▶ _Study text_
....

The ongoing novel coronavirus (COVID-19) pandemic has highlighted the need for individuals to have easy access to healthcare facilities for treatment as well as vaccinations. The surge in COVID-19 hospitalizations during 2020 also underscored the fact that accessibility to nearby hospitals for testing and treatment and vaccination sites is crucial for patients with fever or respiratory symptoms. Although necessary, quantifying healthcare access is challenging as it depends on a complex interaction between underlying socioeconomic and physical factors. In this case study, we deployed a Multi Criteria Decision Analysis (MCDA) approach to uncover the barriers and their effect on healthcare access using an accessibility index. Using the least cost path (LCP) analysis we quantified the cost associated with healthcare access from each census block group in the Los Angeles metropolitan area (LA Metro) to the nearest hospital. Social vulnerability reported by the Centers for Disease Control and Prevention (CDC), the daily number of COVID-19 cases from the Los Angeles open data portal and built environment characteristics (slope of the street, car ownership, population density distribution, walkability, traffic collision density, and speed limit) were used to quantify accessibility. Our results showed that the census block groups with a social vulnerability index above 0.75 (high vulnerability) had low accessibility owing to the higher cost of access to nearby hospitals and were also coincident with the hotspots for COVID-19 cases and deaths. Our findings highlighted the inequitable exposure of socially disadvantaged populations to COVID-19 infections and how the pandemic impacts were exacerbated by the synergistic effect of socioeconomic status and built environment characteristics of the locations where the disadvantaged populations resided. The framework proposed herein could be adapted to geo-target testing/vaccination sites and improve accessibility to healthcare facilities in general and among the socially vulnerable populations to reduce the health risk.

....

▶ _Information shown_

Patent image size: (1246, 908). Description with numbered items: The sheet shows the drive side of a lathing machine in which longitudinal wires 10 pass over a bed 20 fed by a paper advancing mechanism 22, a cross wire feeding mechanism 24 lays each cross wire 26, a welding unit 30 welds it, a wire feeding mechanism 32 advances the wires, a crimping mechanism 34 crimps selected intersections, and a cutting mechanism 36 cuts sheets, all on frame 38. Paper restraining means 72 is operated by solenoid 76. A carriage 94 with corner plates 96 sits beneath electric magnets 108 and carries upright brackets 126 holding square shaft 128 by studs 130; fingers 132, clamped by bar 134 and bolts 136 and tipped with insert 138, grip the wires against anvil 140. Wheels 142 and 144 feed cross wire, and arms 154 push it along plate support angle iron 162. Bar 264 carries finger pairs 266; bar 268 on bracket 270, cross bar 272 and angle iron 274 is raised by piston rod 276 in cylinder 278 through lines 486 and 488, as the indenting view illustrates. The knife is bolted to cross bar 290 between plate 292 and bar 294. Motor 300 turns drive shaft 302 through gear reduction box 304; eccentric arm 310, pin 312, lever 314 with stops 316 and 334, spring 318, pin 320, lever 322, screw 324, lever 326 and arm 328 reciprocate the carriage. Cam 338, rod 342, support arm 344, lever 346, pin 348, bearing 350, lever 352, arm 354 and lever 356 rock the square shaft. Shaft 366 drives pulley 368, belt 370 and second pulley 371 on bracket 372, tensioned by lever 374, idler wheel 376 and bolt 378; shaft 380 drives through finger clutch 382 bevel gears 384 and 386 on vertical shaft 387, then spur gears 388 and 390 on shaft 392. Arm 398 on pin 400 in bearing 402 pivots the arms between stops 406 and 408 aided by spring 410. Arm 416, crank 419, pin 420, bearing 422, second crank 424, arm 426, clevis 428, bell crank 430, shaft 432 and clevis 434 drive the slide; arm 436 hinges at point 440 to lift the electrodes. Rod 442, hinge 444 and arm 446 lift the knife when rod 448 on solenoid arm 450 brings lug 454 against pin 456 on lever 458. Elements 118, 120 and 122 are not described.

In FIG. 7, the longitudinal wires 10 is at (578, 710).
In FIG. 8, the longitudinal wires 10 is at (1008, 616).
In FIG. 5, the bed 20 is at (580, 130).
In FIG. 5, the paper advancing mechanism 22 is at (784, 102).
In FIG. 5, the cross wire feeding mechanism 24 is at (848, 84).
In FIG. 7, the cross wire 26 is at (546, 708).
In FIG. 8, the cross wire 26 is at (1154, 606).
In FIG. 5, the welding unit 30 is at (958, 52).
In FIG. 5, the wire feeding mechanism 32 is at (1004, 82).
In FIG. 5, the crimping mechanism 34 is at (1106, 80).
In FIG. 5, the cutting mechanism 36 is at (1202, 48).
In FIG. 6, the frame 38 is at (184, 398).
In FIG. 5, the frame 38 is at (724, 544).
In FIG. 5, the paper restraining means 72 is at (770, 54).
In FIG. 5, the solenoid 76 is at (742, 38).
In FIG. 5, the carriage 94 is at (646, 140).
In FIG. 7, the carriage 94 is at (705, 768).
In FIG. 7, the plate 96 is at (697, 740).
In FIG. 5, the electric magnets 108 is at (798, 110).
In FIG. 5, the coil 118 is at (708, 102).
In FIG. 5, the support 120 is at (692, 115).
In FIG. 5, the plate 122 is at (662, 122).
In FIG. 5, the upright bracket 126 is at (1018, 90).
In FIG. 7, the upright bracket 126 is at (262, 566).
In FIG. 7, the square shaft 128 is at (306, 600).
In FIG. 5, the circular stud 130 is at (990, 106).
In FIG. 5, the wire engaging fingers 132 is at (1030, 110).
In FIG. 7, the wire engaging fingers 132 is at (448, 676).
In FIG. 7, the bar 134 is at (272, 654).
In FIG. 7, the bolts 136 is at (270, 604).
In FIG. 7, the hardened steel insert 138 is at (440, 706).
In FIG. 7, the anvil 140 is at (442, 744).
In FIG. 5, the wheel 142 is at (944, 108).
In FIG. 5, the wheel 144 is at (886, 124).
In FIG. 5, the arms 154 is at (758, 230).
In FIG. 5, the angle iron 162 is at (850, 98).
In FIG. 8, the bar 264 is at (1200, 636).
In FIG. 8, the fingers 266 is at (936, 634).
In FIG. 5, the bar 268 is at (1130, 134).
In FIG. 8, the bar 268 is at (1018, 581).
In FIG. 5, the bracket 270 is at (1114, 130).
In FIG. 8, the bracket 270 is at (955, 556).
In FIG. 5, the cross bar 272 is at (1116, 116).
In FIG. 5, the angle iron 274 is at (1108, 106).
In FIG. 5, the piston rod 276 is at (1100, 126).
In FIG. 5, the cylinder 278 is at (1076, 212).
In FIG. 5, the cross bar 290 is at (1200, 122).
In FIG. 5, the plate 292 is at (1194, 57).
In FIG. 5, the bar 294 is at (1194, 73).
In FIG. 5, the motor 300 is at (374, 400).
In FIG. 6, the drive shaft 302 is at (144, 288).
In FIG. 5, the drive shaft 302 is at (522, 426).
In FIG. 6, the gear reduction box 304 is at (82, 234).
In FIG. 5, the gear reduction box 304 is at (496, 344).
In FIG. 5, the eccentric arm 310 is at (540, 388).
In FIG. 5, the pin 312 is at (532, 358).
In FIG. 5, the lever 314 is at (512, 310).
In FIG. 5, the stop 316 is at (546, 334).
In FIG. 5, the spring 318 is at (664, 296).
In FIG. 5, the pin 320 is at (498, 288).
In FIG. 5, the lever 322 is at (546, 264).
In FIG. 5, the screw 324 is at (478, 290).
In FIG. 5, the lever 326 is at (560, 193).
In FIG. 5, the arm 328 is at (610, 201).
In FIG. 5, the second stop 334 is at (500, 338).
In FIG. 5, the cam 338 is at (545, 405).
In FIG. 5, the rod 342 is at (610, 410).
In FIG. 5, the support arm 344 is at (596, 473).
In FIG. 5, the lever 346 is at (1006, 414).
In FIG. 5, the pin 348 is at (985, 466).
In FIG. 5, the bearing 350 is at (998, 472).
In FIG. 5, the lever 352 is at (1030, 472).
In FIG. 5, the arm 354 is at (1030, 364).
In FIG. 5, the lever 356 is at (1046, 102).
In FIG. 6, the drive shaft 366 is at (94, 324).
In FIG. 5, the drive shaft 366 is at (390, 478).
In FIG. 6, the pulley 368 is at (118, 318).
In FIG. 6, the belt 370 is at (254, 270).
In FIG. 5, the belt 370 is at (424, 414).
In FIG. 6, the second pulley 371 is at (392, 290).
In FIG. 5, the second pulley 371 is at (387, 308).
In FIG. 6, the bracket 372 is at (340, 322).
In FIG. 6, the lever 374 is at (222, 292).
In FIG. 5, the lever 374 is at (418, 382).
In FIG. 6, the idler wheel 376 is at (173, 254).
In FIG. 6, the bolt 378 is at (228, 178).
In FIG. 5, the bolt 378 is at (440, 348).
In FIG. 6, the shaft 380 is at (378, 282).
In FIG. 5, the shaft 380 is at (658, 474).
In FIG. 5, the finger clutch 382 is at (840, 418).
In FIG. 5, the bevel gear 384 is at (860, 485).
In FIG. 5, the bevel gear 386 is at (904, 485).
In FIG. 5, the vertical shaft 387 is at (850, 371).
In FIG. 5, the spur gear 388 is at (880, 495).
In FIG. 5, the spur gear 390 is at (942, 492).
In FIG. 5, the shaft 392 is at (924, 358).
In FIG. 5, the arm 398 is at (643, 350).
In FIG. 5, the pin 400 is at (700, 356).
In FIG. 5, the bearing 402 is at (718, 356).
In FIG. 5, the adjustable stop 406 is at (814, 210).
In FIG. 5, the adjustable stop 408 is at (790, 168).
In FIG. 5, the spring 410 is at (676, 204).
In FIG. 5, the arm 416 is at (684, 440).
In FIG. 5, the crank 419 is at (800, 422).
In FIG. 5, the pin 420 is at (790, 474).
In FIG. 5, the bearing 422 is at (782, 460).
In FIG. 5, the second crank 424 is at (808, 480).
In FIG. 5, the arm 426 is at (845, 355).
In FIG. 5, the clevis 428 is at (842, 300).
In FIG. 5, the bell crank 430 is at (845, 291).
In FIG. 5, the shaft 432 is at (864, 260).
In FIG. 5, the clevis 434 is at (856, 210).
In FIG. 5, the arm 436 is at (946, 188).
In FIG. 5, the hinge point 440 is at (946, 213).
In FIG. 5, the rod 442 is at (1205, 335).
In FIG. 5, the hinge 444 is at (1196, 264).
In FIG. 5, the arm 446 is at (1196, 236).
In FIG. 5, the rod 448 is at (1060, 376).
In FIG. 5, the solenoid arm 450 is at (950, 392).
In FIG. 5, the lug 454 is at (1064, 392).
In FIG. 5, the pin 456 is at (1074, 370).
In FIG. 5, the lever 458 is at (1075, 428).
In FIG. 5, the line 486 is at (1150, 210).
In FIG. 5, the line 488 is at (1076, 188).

....

▶ _Exercise requirements_
Copy out the full abstract on healthcare access in the Los Angeles metropolitan area, word for word.

▶ _Result of this exercise_
The ongoing novel coronavirus (COVID-19) pandemic has highlighted the need for individuals to have easy access to healthcare facilities for treatment as well as vaccinations. The surge in COVID-19 hospitalizations during 2020 also underscored the fact that accessibility to nearby hospitals for testing and treatment and vaccination sites is crucial for patients with fever or respiratory symptoms. Although necessary, quantifying healthcare access is challenging as it depends on a complex interaction between underlying socioeconomic and physical factors. In this case study, we deployed a Multi Criteria Decision Analysis (MCDA) approach to uncover the barriers and their effect on healthcare access using an accessibility index. Using the least cost path (LCP) analysis we quantified the cost associated with healthcare access from each census block group in the Los Angeles metropolitan area (LA Metro) to the nearest hospital. Social vulnerability reported by the Centers for Disease Control and Prevention (CDC), the daily number of COVID-19 cases from the Los Angeles open data portal and built environment characteristics (slope of the street, car ownership, population density distribution, walkability, traffic collision density, and speed limit) were used to quantify accessibility. Our results showed that the census block groups with a social vulnerability index above 0.75 (high vulnerability) had low accessibility owing to the higher cost of access to nearby hospitals and were also coincident with the hotspots for COVID-19 cases and deaths. Our findings highlighted the inequitable exposure of socially disadvantaged populations to COVID-19 infections and how the pandemic impacts were exacerbated by the synergistic effect of socioeconomic status and built environment characteristics of the locations where the disadvantaged populations resided. The framework proposed herein could be adapted to geo-target testing/vaccination sites and improve accessibility to healthcare facilities in general and among the socially vulnerable populations to reduce the health risk.